THE PROBLEM: Locate the string "example" in the records below. Copy every line where it occurs.

[Saved data entries]
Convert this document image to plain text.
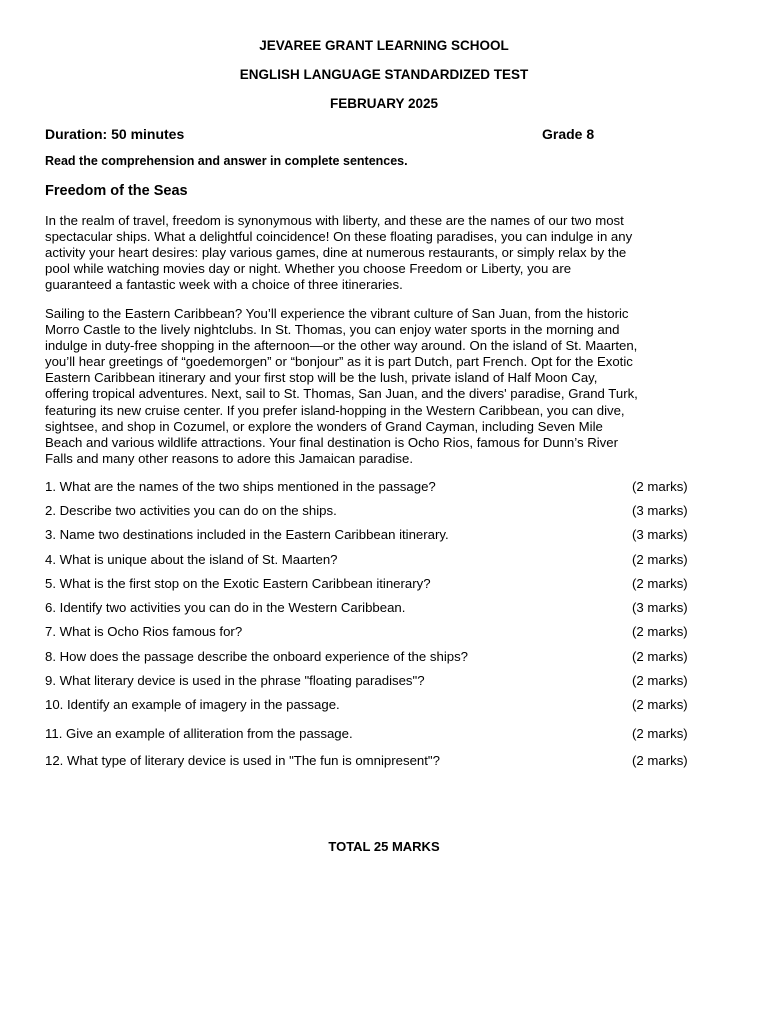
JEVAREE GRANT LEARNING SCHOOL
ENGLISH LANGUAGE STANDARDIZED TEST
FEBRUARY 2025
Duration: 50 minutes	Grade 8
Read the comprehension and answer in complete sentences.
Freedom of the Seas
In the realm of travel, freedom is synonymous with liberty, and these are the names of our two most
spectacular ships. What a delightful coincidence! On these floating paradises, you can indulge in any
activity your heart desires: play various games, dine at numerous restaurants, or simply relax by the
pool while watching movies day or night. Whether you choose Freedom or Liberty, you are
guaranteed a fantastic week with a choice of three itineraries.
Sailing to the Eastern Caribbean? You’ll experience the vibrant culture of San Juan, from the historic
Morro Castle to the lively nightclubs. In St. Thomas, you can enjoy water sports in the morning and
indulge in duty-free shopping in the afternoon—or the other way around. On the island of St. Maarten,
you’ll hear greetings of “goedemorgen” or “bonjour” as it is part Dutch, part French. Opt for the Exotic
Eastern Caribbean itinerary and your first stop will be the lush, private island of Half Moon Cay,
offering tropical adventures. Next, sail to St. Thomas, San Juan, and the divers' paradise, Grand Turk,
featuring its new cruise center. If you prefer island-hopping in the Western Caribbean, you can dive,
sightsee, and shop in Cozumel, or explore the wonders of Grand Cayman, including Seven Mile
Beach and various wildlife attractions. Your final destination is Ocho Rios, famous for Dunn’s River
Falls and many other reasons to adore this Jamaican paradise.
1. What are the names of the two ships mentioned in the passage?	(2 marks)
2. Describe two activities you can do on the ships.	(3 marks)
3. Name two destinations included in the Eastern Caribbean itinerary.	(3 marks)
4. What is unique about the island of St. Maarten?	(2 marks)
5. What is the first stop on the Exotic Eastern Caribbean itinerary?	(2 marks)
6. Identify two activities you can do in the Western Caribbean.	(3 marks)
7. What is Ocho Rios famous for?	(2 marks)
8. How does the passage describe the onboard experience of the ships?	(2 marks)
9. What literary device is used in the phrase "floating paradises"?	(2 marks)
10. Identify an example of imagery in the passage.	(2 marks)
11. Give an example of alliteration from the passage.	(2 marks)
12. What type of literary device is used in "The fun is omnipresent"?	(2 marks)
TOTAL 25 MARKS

CORRECT OUTPUT:
10. Identify an example of imagery in the passage.	(2 marks)
11. Give an example of alliteration from the passage.	(2 marks)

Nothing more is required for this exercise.